Documento fuente =>
28 diciembre 2015

¿Cómo afectan las nuevas tecnologías a nuestro cerebro?

Por FACUNDO MANES

Como una ráfaga, el mundo ha cambiado en las últimas décadas de manera impactante. Las nuevas tecnologías nos permiten la comunicación instantánea, un acceso inusitado a la información, la simplificación de muchas tareas que antes nos llevaban muchísimo esfuerzo, la posibilidad de vivir más y mejor. Sobre esta realidad y estos favores no existen reparos sino más bien elogios y aprovechamientos. Lo que debemos decir también es que esta posibilidad de vida nos puede generar, a su vez, cierto impacto disfuncional, impulsado por la exigencia a realizar diversas acciones al mismo tiempo. Es habitual, hoy, estar trabajando en la computadora mientras miramos televisión o escuchamos música, y estamos pendientes de las redes sociales, los mensajes de texto, correos electrónicos o alertas de noticia en el celular. ¿Hasta qué punto nuestro cerebro está capacitado para sostener las tareas múltiples que las nuevas tecnologías promueven?

El cerebro es, como cualquier sistema de procesamiento de información, un dispositivo con capacidades limitadas, sobre todo en la de procesar una cantidad de información por unidad de tiempo en el presente. Así, nuestro cerebro tiene dos cuellos de botella: uno es la atención (cuando tenemos dos fuentes de información suficientemente complejas, la eficiencia de una decae como consecuencia de la otra); y la otra, la llamada “memoria de trabajo” (el espacio mental en que retenemos la información hasta hacer algo con ella). Esta memoria tiene una capacidad finita en los seres humanos y es extremadamente susceptible a las interferencias. Cuando se intenta llevar a cabo dos tareas demandantes al mismo tiempo, la información se cruza y se producen muchos errores.

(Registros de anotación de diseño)
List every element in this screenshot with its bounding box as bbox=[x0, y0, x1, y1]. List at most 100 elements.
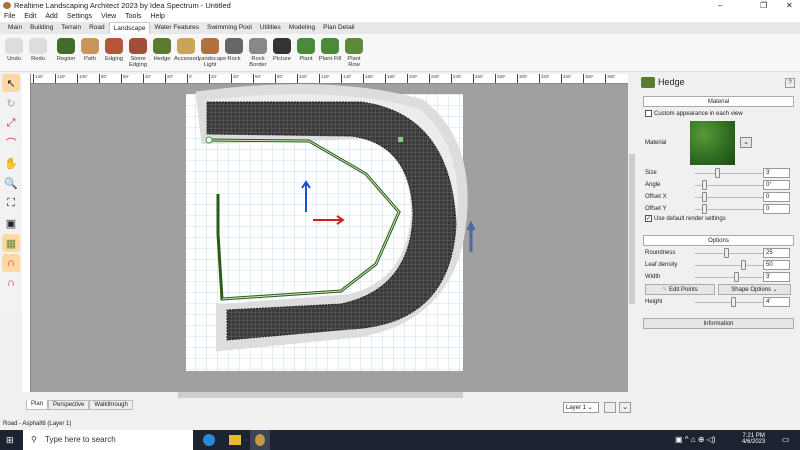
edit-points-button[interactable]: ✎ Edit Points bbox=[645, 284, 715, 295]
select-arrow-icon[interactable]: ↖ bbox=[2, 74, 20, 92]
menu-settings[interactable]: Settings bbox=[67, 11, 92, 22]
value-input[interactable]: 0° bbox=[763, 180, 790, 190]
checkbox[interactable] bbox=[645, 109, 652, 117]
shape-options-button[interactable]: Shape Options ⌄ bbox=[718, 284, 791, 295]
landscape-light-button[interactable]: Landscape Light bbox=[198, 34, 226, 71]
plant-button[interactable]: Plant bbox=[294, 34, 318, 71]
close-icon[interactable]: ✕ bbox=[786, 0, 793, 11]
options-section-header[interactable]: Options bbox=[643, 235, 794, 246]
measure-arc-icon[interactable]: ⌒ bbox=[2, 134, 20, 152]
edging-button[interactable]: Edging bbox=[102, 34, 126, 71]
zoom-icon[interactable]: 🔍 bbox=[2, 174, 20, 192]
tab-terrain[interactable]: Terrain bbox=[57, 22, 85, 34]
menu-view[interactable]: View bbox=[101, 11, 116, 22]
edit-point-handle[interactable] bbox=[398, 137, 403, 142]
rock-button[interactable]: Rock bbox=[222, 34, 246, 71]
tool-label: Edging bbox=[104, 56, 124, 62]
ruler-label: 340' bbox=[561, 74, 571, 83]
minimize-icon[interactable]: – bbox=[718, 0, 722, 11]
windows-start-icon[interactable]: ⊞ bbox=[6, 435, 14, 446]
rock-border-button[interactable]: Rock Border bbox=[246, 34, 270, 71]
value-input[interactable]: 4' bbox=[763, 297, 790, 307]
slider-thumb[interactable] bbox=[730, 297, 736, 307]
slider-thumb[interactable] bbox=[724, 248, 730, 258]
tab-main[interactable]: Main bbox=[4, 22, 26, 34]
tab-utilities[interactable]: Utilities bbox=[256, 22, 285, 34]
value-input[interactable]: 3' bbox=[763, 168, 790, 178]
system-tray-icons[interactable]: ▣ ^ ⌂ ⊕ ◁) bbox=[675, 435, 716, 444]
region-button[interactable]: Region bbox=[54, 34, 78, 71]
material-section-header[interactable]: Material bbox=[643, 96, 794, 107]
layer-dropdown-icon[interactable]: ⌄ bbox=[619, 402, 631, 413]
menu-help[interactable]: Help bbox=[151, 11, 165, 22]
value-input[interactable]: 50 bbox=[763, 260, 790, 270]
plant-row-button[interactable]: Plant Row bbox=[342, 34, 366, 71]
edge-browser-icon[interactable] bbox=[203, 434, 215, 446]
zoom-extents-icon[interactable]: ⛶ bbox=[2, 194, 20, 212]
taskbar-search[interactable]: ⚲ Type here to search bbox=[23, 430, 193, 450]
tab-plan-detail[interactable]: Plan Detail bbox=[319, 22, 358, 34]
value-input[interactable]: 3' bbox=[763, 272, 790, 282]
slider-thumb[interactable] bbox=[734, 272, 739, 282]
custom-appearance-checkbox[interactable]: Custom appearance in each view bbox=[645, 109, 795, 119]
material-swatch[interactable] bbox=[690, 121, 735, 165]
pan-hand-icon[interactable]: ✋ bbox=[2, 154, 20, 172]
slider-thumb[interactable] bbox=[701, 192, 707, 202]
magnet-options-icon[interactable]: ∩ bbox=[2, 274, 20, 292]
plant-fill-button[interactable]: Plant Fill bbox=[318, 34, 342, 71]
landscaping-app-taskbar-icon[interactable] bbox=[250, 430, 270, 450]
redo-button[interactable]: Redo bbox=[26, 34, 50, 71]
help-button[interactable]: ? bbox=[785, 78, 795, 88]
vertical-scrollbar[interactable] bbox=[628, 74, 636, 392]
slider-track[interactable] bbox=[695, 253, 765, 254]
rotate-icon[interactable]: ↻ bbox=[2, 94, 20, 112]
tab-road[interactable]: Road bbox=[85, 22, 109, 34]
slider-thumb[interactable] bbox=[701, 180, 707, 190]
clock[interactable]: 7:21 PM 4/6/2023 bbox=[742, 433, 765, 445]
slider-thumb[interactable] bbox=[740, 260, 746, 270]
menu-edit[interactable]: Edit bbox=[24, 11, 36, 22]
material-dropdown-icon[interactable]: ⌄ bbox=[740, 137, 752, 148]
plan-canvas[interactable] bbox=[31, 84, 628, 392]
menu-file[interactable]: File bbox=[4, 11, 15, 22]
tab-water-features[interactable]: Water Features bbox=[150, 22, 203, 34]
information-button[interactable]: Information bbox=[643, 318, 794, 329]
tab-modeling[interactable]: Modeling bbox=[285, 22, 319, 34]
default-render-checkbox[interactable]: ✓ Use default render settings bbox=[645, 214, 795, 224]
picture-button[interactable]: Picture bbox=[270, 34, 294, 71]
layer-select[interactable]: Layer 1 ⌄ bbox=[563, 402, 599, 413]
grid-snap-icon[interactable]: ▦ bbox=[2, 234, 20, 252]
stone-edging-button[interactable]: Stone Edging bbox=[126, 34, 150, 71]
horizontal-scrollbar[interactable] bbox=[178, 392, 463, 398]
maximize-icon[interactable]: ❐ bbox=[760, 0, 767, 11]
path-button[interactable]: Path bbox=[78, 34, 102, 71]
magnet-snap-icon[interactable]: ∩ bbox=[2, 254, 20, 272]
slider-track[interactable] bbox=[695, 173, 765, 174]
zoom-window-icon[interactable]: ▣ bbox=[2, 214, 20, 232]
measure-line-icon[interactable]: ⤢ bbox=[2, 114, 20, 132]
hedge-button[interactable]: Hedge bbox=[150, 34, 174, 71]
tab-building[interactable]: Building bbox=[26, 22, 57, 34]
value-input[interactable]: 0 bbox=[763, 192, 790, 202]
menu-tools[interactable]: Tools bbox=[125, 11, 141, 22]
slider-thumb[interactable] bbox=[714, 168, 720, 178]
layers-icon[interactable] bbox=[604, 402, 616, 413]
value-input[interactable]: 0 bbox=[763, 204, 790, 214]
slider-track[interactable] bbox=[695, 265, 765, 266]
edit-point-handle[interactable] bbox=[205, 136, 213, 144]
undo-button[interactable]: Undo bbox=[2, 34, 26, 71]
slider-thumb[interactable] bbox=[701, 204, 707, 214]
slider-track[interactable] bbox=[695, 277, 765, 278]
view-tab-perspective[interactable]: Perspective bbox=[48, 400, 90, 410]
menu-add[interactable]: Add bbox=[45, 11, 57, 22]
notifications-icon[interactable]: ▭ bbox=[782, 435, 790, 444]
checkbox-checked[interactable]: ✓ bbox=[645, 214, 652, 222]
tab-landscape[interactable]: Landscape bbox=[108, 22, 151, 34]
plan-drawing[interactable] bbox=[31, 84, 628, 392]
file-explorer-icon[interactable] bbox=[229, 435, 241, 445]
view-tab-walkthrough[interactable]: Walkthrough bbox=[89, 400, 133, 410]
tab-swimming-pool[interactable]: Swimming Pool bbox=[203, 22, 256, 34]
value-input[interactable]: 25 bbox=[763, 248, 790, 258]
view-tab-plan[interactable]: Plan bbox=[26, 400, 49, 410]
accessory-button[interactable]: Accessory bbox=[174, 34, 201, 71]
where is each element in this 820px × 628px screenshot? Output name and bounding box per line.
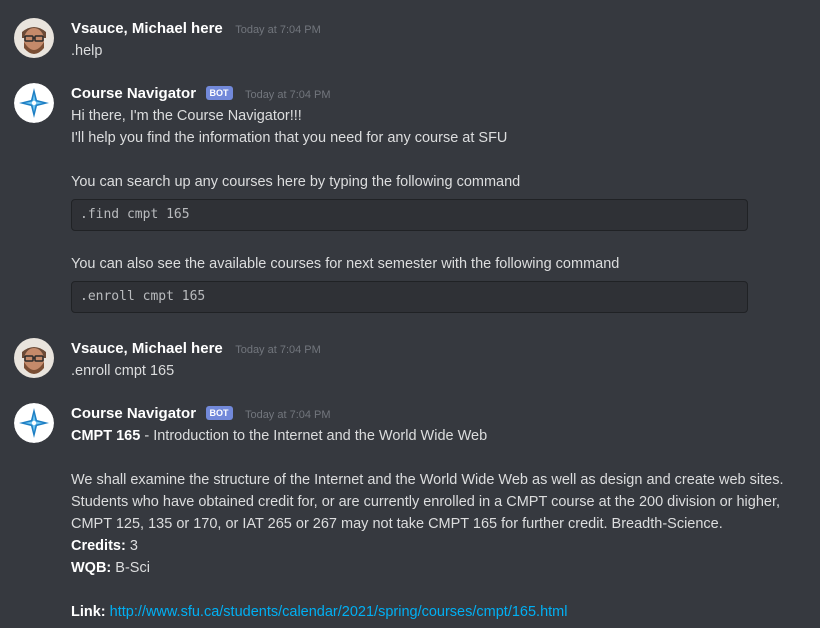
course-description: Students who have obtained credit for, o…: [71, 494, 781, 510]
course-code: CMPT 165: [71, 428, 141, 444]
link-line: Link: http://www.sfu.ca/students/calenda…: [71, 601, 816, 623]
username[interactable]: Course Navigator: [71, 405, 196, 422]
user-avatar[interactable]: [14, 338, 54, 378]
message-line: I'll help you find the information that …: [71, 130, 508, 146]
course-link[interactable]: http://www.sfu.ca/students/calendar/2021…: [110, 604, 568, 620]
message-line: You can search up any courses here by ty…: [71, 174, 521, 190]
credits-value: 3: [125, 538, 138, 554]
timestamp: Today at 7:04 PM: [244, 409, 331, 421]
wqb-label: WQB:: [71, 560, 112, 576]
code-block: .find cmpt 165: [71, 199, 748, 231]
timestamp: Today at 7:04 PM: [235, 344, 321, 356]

Consigna =>
Reproduce sin cambios el fragmento del artículo sobre las nuevas tecnologías y el cerebro que va desde "El cerebro es, como" hasta "producen muchos errores.".

Respuesta desarrollada =>
El cerebro es, como cualquier sistema de procesamiento de información, un dispositivo con capacidades limitadas, sobre todo en la de procesar una cantidad de información por unidad de tiempo en el presente. Así, nuestro cerebro tiene dos cuellos de botella: uno es la atención (cuando tenemos dos fuentes de información suficientemente complejas, la eficiencia de una decae como consecuencia de la otra); y la otra, la llamada “memoria de trabajo” (el espacio mental en que retenemos la información hasta hacer algo con ella). Esta memoria tiene una capacidad finita en los seres humanos y es extremadamente susceptible a las interferencias. Cuando se intenta llevar a cabo dos tareas demandantes al mismo tiempo, la información se cruza y se producen muchos errores.